** Start of Data excerpts **

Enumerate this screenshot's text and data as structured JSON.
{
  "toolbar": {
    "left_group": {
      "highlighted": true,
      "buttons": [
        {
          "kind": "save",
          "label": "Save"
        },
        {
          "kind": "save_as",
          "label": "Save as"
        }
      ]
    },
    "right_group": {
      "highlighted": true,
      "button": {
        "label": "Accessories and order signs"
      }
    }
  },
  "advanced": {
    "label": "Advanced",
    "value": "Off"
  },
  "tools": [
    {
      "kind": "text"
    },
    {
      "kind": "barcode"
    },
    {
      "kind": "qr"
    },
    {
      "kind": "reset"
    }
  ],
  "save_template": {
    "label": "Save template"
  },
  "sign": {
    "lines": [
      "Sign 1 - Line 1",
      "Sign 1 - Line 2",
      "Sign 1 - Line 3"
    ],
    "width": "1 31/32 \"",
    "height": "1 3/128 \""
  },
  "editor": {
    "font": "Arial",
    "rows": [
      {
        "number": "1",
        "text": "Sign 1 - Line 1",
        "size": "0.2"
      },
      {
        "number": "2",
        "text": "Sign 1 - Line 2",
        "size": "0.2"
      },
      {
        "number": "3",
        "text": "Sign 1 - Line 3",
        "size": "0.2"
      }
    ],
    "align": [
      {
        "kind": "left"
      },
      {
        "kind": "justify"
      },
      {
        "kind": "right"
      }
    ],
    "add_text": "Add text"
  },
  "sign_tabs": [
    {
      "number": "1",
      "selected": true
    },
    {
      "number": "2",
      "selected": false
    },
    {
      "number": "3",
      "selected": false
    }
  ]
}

** End of Data excerpts **

> **Short task**
Where a line above contains the string "label", copy that line.

> **Task output**
          "label": "Save"
          "label": "Save as"
        "label": "Accessories and order signs"
    "label": "Advanced",
    "label": "Save template"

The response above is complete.